--- Requirements ---
Write the data out again in full, with no departure from the original.

--- Figure record extracts ---
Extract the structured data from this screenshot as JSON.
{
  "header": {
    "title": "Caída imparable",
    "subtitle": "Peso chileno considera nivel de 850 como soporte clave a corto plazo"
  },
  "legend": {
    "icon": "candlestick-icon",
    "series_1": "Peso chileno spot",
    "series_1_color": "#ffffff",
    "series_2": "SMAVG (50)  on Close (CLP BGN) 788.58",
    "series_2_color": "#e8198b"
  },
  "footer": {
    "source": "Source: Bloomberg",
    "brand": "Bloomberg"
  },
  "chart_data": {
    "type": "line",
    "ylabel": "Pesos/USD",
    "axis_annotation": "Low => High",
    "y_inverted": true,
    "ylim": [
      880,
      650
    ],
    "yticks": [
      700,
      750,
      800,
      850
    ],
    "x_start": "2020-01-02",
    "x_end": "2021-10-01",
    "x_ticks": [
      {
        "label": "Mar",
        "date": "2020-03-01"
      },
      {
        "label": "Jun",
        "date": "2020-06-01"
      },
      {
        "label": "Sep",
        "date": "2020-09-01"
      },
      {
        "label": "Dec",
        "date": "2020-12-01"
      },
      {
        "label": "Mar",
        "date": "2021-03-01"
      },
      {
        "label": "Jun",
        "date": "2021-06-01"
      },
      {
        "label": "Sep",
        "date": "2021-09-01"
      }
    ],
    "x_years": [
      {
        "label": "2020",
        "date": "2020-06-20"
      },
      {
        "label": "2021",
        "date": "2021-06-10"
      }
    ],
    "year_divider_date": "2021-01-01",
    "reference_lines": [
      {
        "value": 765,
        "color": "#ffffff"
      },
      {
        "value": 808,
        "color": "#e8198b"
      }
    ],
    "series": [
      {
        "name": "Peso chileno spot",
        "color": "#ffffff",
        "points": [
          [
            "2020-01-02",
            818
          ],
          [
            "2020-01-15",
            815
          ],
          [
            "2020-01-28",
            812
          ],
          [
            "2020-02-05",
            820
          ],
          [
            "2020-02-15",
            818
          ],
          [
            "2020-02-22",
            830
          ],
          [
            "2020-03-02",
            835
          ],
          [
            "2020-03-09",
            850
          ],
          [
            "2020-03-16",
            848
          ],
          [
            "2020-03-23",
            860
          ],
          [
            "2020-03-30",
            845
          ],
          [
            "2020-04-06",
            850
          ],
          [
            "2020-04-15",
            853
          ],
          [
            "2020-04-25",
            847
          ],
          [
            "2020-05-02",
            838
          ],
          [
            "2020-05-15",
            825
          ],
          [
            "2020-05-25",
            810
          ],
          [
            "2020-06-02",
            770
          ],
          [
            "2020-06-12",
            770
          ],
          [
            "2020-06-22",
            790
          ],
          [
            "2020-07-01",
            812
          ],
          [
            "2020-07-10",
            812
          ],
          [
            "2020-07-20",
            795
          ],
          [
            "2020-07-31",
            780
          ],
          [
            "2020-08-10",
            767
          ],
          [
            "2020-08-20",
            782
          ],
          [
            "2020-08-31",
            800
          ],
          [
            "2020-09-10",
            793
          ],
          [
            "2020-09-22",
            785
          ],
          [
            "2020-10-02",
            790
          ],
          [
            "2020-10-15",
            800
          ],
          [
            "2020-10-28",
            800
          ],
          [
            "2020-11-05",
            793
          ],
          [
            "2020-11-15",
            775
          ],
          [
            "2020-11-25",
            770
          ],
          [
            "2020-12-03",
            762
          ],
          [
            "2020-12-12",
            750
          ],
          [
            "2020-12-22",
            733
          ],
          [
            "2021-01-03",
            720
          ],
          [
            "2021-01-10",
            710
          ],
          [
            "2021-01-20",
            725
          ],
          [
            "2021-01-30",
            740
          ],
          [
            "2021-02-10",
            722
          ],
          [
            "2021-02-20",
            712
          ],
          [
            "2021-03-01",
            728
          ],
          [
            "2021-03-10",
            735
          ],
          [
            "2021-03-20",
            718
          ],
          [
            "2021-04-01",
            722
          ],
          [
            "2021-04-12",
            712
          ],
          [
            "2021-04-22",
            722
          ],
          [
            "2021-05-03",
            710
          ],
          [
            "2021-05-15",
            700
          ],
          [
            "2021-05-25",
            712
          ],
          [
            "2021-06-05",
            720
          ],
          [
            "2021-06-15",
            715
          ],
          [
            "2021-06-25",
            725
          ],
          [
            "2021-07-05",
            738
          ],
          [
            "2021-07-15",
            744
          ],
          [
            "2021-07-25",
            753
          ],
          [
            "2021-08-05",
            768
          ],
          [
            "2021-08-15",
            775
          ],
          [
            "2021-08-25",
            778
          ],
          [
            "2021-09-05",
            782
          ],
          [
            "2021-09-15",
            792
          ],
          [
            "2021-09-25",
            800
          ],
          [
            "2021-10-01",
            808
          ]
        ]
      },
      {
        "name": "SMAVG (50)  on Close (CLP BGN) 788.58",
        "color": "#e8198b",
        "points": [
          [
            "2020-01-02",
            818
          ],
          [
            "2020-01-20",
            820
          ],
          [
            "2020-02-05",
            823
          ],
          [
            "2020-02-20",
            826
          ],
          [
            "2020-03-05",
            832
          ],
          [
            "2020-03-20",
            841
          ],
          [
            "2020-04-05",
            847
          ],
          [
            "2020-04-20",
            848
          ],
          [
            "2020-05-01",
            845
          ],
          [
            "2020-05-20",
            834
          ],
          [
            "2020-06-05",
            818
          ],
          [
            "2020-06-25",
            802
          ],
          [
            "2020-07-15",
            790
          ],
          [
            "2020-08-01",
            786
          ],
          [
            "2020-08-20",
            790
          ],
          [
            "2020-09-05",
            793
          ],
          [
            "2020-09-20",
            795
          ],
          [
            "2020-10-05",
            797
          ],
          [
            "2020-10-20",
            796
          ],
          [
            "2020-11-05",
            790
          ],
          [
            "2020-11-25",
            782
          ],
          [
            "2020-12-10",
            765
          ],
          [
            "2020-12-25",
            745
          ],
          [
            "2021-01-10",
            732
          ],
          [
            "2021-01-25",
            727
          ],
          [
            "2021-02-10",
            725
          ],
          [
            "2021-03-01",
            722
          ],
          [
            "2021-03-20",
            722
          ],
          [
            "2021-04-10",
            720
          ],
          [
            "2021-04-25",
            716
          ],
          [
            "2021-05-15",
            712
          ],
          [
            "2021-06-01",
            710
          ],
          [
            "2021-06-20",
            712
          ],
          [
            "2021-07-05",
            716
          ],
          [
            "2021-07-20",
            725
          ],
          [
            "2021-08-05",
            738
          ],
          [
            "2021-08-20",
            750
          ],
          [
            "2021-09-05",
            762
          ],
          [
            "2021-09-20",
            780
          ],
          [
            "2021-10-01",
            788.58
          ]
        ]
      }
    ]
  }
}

--- In response ---
Extract the structured data from this screenshot as JSON.
{
  "header": {
    "title": "Caída imparable",
    "subtitle": "Peso chileno considera nivel de 850 como soporte clave a corto plazo"
  },
  "legend": {
    "icon": "candlestick-icon",
    "series_1": "Peso chileno spot",
    "series_1_color": "#ffffff",
    "series_2": "SMAVG (50)  on Close (CLP BGN) 788.58",
    "series_2_color": "#e8198b"
  },
  "footer": {
    "source": "Source: Bloomberg",
    "brand": "Bloomberg"
  },
  "chart_data": {
    "type": "line",
    "ylabel": "Pesos/USD",
    "axis_annotation": "Low => High",
    "y_inverted": true,
    "ylim": [
      880,
      650
    ],
    "yticks": [
      700,
      750,
      800,
      850
    ],
    "x_start": "2020-01-02",
    "x_end": "2021-10-01",
    "x_ticks": [
      {
        "label": "Mar",
        "date": "2020-03-01"
      },
      {
        "label": "Jun",
        "date": "2020-06-01"
      },
      {
        "label": "Sep",
        "date": "2020-09-01"
      },
      {
        "label": "Dec",
        "date": "2020-12-01"
      },
      {
        "label": "Mar",
        "date": "2021-03-01"
      },
      {
        "label": "Jun",
        "date": "2021-06-01"
      },
      {
        "label": "Sep",
        "date": "2021-09-01"
      }
    ],
    "x_years": [
      {
        "label": "2020",
        "date": "2020-06-20"
      },
      {
        "label": "2021",
        "date": "2021-06-10"
      }
    ],
    "year_divider_date": "2021-01-01",
    "reference_lines": [
      {
        "value": 765,
        "color": "#ffffff"
      },
      {
        "value": 808,
        "color": "#e8198b"
      }
    ],
    "series": [
      {
        "name": "Peso chileno spot",
        "color": "#ffffff",
        "points": [
          [
            "2020-01-02",
            818
          ],
          [
            "2020-01-15",
            815
          ],
          [
            "2020-01-28",
            812
          ],
          [
            "2020-02-05",
            820
          ],
          [
            "2020-02-15",
            818
          ],
          [
            "2020-02-22",
            830
          ],
          [
            "2020-03-02",
            835
          ],
          [
            "2020-03-09",
            850
          ],
          [
            "2020-03-16",
            848
          ],
          [
            "2020-03-23",
            860
          ],
          [
            "2020-03-30",
            845
          ],
          [
            "2020-04-06",
            850
          ],
          [
            "2020-04-15",
            853
          ],
          [
            "2020-04-25",
            847
          ],
          [
            "2020-05-02",
            838
          ],
          [
            "2020-05-15",
            825
          ],
          [
            "2020-05-25",
            810
          ],
          [
            "2020-06-02",
            770
          ],
          [
            "2020-06-12",
            770
          ],
          [
            "2020-06-22",
            790
          ],
          [
            "2020-07-01",
            812
          ],
          [
            "2020-07-10",
            812
          ],
          [
            "2020-07-20",
            795
          ],
          [
            "2020-07-31",
            780
          ],
          [
            "2020-08-10",
            767
          ],
          [
            "2020-08-20",
            782
          ],
          [
            "2020-08-31",
            800
          ],
          [
            "2020-09-10",
            793
          ],
          [
            "2020-09-22",
            785
          ],
          [
            "2020-10-02",
            790
          ],
          [
            "2020-10-15",
            800
          ],
          [
            "2020-10-28",
            800
          ],
          [
            "2020-11-05",
            793
          ],
          [
            "2020-11-15",
            775
          ],
          [
            "2020-11-25",
            770
          ],
          [
            "2020-12-03",
            762
          ],
          [
            "2020-12-12",
            750
          ],
          [
            "2020-12-22",
            733
          ],
          [
            "2021-01-03",
            720
          ],
          [
            "2021-01-10",
            710
          ],
          [
            "2021-01-20",
            725
          ],
          [
            "2021-01-30",
            740
          ],
          [
            "2021-02-10",
            722
          ],
          [
            "2021-02-20",
            712
          ],
          [
            "2021-03-01",
            728
          ],
          [
            "2021-03-10",
            735
          ],
          [
            "2021-03-20",
            718
          ],
          [
            "2021-04-01",
            722
          ],
          [
            "2021-04-12",
            712
          ],
          [
            "2021-04-22",
            722
          ],
          [
            "2021-05-03",
            710
          ],
          [
            "2021-05-15",
            700
          ],
          [
            "2021-05-25",
            712
          ],
          [
            "2021-06-05",
            720
          ],
          [
            "2021-06-15",
            715
          ],
          [
            "2021-06-25",
            725
          ],
          [
            "2021-07-05",
            738
          ],
          [
            "2021-07-15",
            744
          ],
          [
            "2021-07-25",
            753
          ],
          [
            "2021-08-05",
            768
          ],
          [
            "2021-08-15",
            775
          ],
          [
            "2021-08-25",
            778
          ],
          [
            "2021-09-05",
            782
          ],
          [
            "2021-09-15",
            792
          ],
          [
            "2021-09-25",
            800
          ],
          [
            "2021-10-01",
            808
          ]
        ]
      },
      {
        "name": "SMAVG (50)  on Close (CLP BGN) 788.58",
        "color": "#e8198b",
        "points": [
          [
            "2020-01-02",
            818
          ],
          [
            "2020-01-20",
            820
          ],
          [
            "2020-02-05",
            823
          ],
          [
            "2020-02-20",
            826
          ],
          [
            "2020-03-05",
            832
          ],
          [
            "2020-03-20",
            841
          ],
          [
            "2020-04-05",
            847
          ],
          [
            "2020-04-20",
            848
          ],
          [
            "2020-05-01",
            845
          ],
          [
            "2020-05-20",
            834
          ],
          [
            "2020-06-05",
            818
          ],
          [
            "2020-06-25",
            802
          ],
          [
            "2020-07-15",
            790
          ],
          [
            "2020-08-01",
            786
          ],
          [
            "2020-08-20",
            790
          ],
          [
            "2020-09-05",
            793
          ],
          [
            "2020-09-20",
            795
          ],
          [
            "2020-10-05",
            797
          ],
          [
            "2020-10-20",
            796
          ],
          [
            "2020-11-05",
            790
          ],
          [
            "2020-11-25",
            782
          ],
          [
            "2020-12-10",
            765
          ],
          [
            "2020-12-25",
            745
          ],
          [
            "2021-01-10",
            732
          ],
          [
            "2021-01-25",
            727
          ],
          [
            "2021-02-10",
            725
          ],
          [
            "2021-03-01",
            722
          ],
          [
            "2021-03-20",
            722
          ],
          [
            "2021-04-10",
            720
          ],
          [
            "2021-04-25",
            716
          ],
          [
            "2021-05-15",
            712
          ],
          [
            "2021-06-01",
            710
          ],
          [
            "2021-06-20",
            712
          ],
          [
            "2021-07-05",
            716
          ],
          [
            "2021-07-20",
            725
          ],
          [
            "2021-08-05",
            738
          ],
          [
            "2021-08-20",
            750
          ],
          [
            "2021-09-05",
            762
          ],
          [
            "2021-09-20",
            780
          ],
          [
            "2021-10-01",
            788.58
          ]
        ]
      }
    ]
  }
}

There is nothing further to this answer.